**EXERCISE DIRECTIONS**. Each line that holds the word "oxidant" is to be identified and copied.

**TASK DATA**.
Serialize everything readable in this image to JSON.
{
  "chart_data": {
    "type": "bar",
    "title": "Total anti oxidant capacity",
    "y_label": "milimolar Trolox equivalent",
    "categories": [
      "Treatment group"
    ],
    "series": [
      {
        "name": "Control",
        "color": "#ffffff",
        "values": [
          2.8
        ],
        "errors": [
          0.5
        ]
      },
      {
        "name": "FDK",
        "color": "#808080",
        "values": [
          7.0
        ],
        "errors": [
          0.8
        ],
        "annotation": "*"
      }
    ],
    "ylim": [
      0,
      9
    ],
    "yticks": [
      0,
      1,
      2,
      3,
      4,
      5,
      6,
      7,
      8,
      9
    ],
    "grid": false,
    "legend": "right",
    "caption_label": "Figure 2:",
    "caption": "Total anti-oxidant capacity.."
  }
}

**WORKED ANSWER**.
    "title": "Total anti oxidant capacity",
    "caption": "Total anti-oxidant capacity.."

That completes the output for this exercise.